Set task
Convert the lines from the start of the records through the line containing "- headline-box: GET", inclusive, into a Markdown table with the columns Index and Text. Number each row and omit blank lines.

Data in this exercise
+++++

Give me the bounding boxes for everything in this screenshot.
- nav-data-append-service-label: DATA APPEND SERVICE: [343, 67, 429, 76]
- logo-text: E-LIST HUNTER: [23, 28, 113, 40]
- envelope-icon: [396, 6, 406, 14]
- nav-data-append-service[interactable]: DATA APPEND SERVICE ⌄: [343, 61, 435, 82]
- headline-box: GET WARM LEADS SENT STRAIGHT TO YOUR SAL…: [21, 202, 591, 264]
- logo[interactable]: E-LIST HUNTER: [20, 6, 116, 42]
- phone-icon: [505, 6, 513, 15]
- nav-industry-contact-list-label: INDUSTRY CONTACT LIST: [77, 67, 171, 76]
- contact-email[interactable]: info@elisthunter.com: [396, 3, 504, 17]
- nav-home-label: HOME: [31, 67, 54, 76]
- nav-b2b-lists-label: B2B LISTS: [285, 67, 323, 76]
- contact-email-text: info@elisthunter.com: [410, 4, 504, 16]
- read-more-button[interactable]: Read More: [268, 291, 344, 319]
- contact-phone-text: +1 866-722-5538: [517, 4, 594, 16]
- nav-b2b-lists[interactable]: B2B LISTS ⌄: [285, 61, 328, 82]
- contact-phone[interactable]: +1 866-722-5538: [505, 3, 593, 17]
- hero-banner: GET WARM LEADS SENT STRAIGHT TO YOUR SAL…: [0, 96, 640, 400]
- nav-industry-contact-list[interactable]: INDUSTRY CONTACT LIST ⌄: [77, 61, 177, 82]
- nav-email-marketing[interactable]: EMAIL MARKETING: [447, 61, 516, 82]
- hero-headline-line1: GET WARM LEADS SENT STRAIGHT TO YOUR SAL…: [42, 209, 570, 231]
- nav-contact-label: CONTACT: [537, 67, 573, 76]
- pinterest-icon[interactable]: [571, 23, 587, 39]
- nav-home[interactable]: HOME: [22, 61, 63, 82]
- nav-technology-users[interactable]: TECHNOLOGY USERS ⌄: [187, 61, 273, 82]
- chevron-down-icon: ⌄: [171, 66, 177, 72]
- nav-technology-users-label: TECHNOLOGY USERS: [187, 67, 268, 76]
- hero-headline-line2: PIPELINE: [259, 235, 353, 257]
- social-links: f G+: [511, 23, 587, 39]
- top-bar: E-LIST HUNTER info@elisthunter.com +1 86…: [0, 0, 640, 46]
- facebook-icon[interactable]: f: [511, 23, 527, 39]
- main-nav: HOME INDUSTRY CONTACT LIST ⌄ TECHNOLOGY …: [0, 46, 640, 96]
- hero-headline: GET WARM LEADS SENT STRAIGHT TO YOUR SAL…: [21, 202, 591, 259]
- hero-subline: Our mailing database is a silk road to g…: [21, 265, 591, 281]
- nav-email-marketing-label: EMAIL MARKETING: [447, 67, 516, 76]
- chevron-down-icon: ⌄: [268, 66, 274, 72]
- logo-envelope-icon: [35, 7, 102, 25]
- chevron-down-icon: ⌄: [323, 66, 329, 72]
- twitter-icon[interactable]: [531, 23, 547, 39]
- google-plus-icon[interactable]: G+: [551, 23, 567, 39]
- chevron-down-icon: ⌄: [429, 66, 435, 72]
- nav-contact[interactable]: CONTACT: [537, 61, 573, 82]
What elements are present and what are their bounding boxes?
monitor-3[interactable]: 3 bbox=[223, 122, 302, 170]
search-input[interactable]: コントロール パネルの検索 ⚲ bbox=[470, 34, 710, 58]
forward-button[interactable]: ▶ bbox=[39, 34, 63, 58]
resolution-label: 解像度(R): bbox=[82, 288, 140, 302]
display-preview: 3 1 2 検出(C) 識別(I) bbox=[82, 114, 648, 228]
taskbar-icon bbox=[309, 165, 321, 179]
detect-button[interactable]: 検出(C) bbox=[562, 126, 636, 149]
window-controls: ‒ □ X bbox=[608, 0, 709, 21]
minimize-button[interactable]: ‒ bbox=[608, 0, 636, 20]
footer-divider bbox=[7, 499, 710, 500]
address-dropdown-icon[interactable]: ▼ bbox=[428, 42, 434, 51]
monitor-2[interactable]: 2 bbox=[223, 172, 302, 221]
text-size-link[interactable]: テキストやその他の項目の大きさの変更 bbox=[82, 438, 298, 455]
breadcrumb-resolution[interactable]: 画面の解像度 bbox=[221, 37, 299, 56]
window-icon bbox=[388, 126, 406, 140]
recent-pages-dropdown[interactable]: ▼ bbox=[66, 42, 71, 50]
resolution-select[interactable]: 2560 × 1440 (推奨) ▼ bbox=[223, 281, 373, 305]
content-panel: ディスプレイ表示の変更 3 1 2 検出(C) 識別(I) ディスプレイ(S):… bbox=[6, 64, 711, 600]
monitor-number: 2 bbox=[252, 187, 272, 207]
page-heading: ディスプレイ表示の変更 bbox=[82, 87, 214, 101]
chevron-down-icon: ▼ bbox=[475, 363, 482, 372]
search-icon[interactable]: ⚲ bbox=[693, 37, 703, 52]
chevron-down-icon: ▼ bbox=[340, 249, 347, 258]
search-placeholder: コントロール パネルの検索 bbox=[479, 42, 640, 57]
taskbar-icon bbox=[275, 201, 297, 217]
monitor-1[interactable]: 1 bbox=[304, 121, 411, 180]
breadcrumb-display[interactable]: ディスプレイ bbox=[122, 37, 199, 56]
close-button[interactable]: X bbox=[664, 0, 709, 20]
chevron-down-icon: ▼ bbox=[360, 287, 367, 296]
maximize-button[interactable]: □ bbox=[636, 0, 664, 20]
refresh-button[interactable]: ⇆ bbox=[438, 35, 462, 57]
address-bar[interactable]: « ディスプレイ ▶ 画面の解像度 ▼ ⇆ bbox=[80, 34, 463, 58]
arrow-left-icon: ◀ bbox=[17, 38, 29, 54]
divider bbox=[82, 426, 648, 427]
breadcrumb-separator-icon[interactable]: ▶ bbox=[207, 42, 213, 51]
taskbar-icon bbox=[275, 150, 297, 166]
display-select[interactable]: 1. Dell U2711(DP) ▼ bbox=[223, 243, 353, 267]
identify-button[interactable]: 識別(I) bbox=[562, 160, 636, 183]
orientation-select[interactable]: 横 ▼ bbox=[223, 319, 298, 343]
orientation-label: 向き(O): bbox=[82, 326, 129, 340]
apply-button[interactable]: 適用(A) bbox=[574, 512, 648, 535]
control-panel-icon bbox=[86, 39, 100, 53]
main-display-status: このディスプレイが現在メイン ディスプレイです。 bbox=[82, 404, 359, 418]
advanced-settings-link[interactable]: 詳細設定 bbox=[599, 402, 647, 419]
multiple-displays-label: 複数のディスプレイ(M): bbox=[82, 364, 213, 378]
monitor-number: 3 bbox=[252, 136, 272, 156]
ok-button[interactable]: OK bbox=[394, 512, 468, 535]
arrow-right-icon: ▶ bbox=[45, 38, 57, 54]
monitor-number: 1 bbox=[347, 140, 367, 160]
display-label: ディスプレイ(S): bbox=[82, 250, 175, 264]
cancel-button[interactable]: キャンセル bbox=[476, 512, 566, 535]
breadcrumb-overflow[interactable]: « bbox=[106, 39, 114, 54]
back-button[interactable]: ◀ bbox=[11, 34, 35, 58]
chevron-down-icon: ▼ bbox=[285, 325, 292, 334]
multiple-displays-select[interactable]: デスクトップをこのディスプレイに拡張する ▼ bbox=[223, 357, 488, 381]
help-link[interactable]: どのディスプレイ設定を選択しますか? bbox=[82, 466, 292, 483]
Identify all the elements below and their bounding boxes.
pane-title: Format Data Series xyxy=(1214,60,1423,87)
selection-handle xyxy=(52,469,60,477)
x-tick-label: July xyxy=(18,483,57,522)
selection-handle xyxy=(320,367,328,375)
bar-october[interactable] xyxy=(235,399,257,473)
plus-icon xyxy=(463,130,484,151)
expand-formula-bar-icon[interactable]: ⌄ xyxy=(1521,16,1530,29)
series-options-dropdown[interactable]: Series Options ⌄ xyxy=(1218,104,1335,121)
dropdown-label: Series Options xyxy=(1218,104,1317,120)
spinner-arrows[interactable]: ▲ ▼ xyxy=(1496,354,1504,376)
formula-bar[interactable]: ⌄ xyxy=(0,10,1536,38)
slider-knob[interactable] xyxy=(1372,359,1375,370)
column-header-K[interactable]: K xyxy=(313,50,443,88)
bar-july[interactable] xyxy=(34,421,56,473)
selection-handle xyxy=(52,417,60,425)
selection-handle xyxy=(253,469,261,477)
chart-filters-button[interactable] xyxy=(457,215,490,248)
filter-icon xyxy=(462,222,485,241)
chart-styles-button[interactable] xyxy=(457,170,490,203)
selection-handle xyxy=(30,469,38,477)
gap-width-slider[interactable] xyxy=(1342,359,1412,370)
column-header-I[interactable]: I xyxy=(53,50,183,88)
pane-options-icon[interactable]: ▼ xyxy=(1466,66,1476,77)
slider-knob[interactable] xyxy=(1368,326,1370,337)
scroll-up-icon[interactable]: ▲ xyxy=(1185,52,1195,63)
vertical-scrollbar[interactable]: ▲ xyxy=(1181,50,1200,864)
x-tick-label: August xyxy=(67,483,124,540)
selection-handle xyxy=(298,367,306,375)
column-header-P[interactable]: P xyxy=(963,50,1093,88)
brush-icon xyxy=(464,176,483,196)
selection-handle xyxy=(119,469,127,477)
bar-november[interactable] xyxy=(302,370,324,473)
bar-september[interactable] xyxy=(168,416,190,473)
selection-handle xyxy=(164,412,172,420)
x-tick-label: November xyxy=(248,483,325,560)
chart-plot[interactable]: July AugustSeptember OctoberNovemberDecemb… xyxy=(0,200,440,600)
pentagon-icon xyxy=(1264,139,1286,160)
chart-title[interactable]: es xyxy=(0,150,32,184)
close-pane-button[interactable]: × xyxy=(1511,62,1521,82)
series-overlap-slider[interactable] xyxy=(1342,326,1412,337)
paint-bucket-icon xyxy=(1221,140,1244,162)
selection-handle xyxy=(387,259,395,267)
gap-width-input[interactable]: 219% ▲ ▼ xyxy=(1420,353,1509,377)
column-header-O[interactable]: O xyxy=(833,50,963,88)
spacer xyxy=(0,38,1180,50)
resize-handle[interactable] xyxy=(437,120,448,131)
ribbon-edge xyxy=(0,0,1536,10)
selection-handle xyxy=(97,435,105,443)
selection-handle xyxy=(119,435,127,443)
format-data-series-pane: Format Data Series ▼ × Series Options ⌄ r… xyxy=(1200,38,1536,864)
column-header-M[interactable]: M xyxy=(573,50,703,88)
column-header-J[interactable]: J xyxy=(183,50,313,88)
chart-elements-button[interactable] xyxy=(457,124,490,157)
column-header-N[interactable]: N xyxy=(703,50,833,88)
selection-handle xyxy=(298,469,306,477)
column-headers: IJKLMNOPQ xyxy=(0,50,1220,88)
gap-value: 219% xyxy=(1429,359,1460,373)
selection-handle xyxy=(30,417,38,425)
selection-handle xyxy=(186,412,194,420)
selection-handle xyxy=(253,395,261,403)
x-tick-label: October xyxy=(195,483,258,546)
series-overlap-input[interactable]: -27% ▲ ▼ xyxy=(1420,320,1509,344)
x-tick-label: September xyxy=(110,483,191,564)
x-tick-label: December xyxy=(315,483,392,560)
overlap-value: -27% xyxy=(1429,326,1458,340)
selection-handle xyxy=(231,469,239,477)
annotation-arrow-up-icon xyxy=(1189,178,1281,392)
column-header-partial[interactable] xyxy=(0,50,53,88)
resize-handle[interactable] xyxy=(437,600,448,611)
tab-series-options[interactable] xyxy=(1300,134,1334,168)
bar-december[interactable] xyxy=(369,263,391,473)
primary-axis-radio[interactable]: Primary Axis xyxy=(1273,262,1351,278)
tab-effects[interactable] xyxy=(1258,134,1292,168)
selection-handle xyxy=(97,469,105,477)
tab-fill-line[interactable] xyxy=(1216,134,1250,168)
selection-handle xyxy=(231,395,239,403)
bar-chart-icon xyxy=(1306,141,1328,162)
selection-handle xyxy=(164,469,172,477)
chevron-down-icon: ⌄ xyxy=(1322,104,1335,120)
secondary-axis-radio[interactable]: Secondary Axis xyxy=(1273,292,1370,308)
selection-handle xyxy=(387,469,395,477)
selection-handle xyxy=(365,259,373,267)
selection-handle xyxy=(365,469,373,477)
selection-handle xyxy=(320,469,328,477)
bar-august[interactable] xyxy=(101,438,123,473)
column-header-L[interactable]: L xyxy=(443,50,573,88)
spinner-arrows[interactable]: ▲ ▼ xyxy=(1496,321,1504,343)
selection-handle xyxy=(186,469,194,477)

+++++

Written reply
| Index | Text |
|---|---|
| 1 | Give me the bounding boxes for everything in this screenshot. |
| 2 | - nav-data-append-service-label: DATA APPEND SERVICE: [343, 67, 429, 76] |
| 3 | - logo-text: E-LIST HUNTER: [23, 28, 113, 40] |
| 4 | - envelope-icon: [396, 6, 406, 14] |
| 5 | - nav-data-append-service[interactable]: DATA APPEND SERVICE ⌄: [343, 61, 435, 82] |
| 6 | - headline-box: GET WARM LEADS SENT STRAIGHT TO YOUR SAL…: [21, 202, 591, 264] |